= BRIEF =
Exactly reproduce the entries, dropping any pictures from your copy.

= TASK INPUTS =

▼▼▼

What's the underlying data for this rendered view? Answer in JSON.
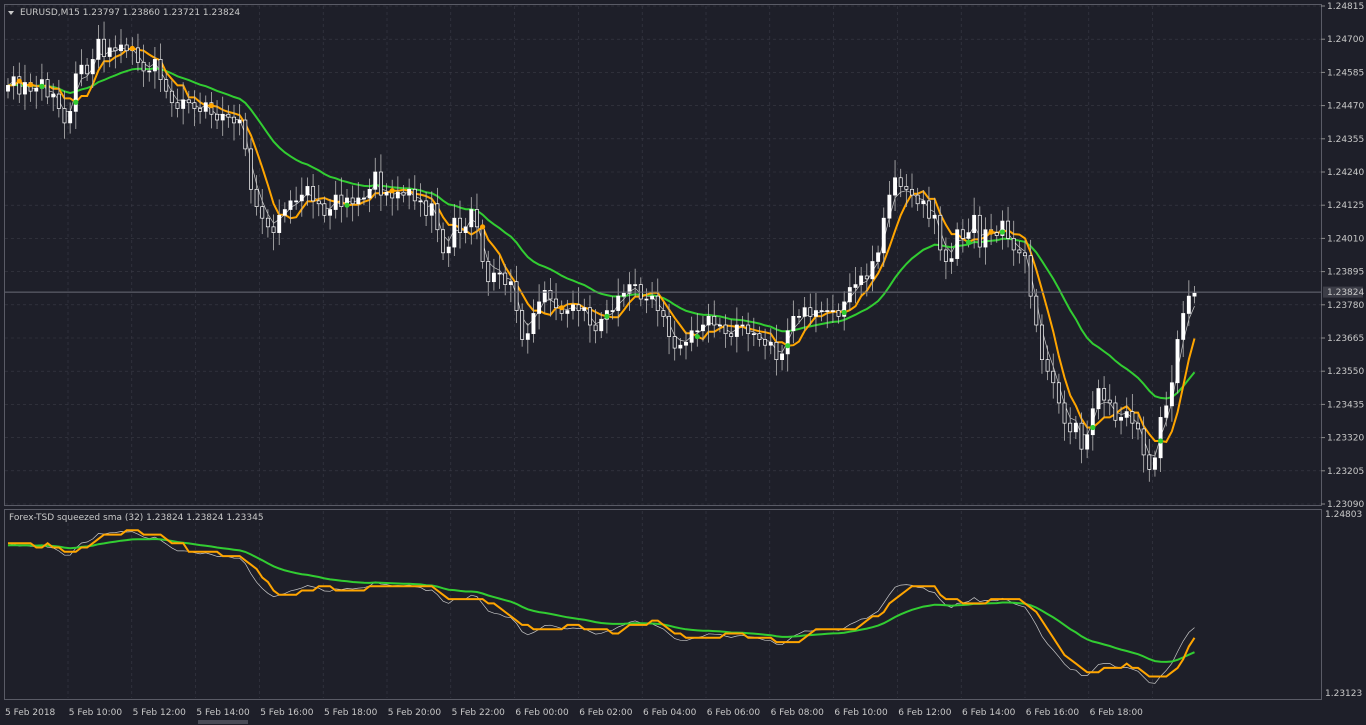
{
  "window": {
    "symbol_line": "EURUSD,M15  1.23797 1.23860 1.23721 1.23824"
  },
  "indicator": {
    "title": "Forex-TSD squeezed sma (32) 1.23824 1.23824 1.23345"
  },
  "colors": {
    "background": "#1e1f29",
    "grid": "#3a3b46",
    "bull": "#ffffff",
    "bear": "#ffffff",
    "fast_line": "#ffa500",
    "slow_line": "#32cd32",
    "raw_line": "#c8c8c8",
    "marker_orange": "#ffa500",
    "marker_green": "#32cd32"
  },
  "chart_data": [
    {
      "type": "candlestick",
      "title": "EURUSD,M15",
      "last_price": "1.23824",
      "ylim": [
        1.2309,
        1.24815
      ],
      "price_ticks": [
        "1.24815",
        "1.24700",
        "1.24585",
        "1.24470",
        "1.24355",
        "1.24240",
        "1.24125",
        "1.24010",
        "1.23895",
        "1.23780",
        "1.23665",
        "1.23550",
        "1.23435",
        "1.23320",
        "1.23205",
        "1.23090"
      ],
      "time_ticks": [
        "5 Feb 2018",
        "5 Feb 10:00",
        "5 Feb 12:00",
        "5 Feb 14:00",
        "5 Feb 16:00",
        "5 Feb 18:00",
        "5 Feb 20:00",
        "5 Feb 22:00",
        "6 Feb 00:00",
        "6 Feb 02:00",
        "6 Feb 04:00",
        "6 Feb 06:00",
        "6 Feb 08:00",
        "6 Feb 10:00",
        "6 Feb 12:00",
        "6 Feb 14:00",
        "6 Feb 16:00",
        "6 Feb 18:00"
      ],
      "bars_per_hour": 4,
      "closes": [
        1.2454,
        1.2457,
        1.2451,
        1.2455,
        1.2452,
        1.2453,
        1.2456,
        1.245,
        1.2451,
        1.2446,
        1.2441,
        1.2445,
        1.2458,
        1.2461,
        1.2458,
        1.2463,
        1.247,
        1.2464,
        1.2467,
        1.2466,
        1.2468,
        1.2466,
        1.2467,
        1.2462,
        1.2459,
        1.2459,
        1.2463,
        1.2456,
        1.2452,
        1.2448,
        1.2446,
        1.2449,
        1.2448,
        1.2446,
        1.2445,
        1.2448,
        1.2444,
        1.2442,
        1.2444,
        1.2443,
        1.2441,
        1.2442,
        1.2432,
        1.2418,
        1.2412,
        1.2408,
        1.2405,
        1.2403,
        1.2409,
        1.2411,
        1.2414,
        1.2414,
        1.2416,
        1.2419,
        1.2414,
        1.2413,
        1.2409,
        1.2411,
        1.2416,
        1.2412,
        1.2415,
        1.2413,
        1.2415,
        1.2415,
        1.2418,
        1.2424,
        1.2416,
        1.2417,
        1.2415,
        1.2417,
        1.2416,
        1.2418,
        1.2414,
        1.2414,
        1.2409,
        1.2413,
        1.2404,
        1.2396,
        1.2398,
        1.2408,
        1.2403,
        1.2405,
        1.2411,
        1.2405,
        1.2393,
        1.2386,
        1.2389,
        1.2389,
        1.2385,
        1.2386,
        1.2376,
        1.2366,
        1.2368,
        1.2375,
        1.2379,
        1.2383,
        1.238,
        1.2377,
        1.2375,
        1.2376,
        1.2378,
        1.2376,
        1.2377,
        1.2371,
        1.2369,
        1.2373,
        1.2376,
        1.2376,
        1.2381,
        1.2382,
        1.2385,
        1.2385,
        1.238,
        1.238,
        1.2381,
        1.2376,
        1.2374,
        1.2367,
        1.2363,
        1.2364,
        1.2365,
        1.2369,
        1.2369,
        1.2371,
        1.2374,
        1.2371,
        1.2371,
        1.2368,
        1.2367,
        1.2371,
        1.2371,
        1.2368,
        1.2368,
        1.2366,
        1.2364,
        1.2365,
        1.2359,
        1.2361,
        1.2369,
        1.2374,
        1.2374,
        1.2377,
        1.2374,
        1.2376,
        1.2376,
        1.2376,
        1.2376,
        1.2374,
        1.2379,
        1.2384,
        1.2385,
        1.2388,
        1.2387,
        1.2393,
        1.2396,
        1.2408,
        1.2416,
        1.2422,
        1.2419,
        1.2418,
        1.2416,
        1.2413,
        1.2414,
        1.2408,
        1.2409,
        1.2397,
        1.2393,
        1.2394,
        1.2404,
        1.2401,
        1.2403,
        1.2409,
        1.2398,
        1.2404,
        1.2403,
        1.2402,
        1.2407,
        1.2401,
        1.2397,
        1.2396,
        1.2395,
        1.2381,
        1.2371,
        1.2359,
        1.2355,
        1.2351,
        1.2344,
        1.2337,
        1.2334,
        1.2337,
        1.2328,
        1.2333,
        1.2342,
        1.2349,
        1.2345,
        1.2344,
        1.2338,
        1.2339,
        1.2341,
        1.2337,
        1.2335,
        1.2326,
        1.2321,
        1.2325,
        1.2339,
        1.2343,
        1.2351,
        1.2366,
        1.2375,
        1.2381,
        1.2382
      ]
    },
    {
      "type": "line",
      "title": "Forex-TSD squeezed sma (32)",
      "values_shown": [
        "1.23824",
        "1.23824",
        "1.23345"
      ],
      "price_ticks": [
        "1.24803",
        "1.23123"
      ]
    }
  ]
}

▲▲▲

= THE RESPONSE =
What's the underlying data for this rendered view? Answer in JSON.
{
  "window": {
    "symbol_line": "EURUSD,M15  1.23797 1.23860 1.23721 1.23824"
  },
  "indicator": {
    "title": "Forex-TSD squeezed sma (32) 1.23824 1.23824 1.23345"
  },
  "colors": {
    "background": "#1e1f29",
    "grid": "#3a3b46",
    "bull": "#ffffff",
    "bear": "#ffffff",
    "fast_line": "#ffa500",
    "slow_line": "#32cd32",
    "raw_line": "#c8c8c8",
    "marker_orange": "#ffa500",
    "marker_green": "#32cd32"
  },
  "chart_data": [
    {
      "type": "candlestick",
      "title": "EURUSD,M15",
      "last_price": "1.23824",
      "ylim": [
        1.2309,
        1.24815
      ],
      "price_ticks": [
        "1.24815",
        "1.24700",
        "1.24585",
        "1.24470",
        "1.24355",
        "1.24240",
        "1.24125",
        "1.24010",
        "1.23895",
        "1.23780",
        "1.23665",
        "1.23550",
        "1.23435",
        "1.23320",
        "1.23205",
        "1.23090"
      ],
      "time_ticks": [
        "5 Feb 2018",
        "5 Feb 10:00",
        "5 Feb 12:00",
        "5 Feb 14:00",
        "5 Feb 16:00",
        "5 Feb 18:00",
        "5 Feb 20:00",
        "5 Feb 22:00",
        "6 Feb 00:00",
        "6 Feb 02:00",
        "6 Feb 04:00",
        "6 Feb 06:00",
        "6 Feb 08:00",
        "6 Feb 10:00",
        "6 Feb 12:00",
        "6 Feb 14:00",
        "6 Feb 16:00",
        "6 Feb 18:00"
      ],
      "bars_per_hour": 4,
      "closes": [
        1.2454,
        1.2457,
        1.2451,
        1.2455,
        1.2452,
        1.2453,
        1.2456,
        1.245,
        1.2451,
        1.2446,
        1.2441,
        1.2445,
        1.2458,
        1.2461,
        1.2458,
        1.2463,
        1.247,
        1.2464,
        1.2467,
        1.2466,
        1.2468,
        1.2466,
        1.2467,
        1.2462,
        1.2459,
        1.2459,
        1.2463,
        1.2456,
        1.2452,
        1.2448,
        1.2446,
        1.2449,
        1.2448,
        1.2446,
        1.2445,
        1.2448,
        1.2444,
        1.2442,
        1.2444,
        1.2443,
        1.2441,
        1.2442,
        1.2432,
        1.2418,
        1.2412,
        1.2408,
        1.2405,
        1.2403,
        1.2409,
        1.2411,
        1.2414,
        1.2414,
        1.2416,
        1.2419,
        1.2414,
        1.2413,
        1.2409,
        1.2411,
        1.2416,
        1.2412,
        1.2415,
        1.2413,
        1.2415,
        1.2415,
        1.2418,
        1.2424,
        1.2416,
        1.2417,
        1.2415,
        1.2417,
        1.2416,
        1.2418,
        1.2414,
        1.2414,
        1.2409,
        1.2413,
        1.2404,
        1.2396,
        1.2398,
        1.2408,
        1.2403,
        1.2405,
        1.2411,
        1.2405,
        1.2393,
        1.2386,
        1.2389,
        1.2389,
        1.2385,
        1.2386,
        1.2376,
        1.2366,
        1.2368,
        1.2375,
        1.2379,
        1.2383,
        1.238,
        1.2377,
        1.2375,
        1.2376,
        1.2378,
        1.2376,
        1.2377,
        1.2371,
        1.2369,
        1.2373,
        1.2376,
        1.2376,
        1.2381,
        1.2382,
        1.2385,
        1.2385,
        1.238,
        1.238,
        1.2381,
        1.2376,
        1.2374,
        1.2367,
        1.2363,
        1.2364,
        1.2365,
        1.2369,
        1.2369,
        1.2371,
        1.2374,
        1.2371,
        1.2371,
        1.2368,
        1.2367,
        1.2371,
        1.2371,
        1.2368,
        1.2368,
        1.2366,
        1.2364,
        1.2365,
        1.2359,
        1.2361,
        1.2369,
        1.2374,
        1.2374,
        1.2377,
        1.2374,
        1.2376,
        1.2376,
        1.2376,
        1.2376,
        1.2374,
        1.2379,
        1.2384,
        1.2385,
        1.2388,
        1.2387,
        1.2393,
        1.2396,
        1.2408,
        1.2416,
        1.2422,
        1.2419,
        1.2418,
        1.2416,
        1.2413,
        1.2414,
        1.2408,
        1.2409,
        1.2397,
        1.2393,
        1.2394,
        1.2404,
        1.2401,
        1.2403,
        1.2409,
        1.2398,
        1.2404,
        1.2403,
        1.2402,
        1.2407,
        1.2401,
        1.2397,
        1.2396,
        1.2395,
        1.2381,
        1.2371,
        1.2359,
        1.2355,
        1.2351,
        1.2344,
        1.2337,
        1.2334,
        1.2337,
        1.2328,
        1.2333,
        1.2342,
        1.2349,
        1.2345,
        1.2344,
        1.2338,
        1.2339,
        1.2341,
        1.2337,
        1.2335,
        1.2326,
        1.2321,
        1.2325,
        1.2339,
        1.2343,
        1.2351,
        1.2366,
        1.2375,
        1.2381,
        1.2382
      ]
    },
    {
      "type": "line",
      "title": "Forex-TSD squeezed sma (32)",
      "values_shown": [
        "1.23824",
        "1.23824",
        "1.23345"
      ],
      "price_ticks": [
        "1.24803",
        "1.23123"
      ]
    }
  ]
}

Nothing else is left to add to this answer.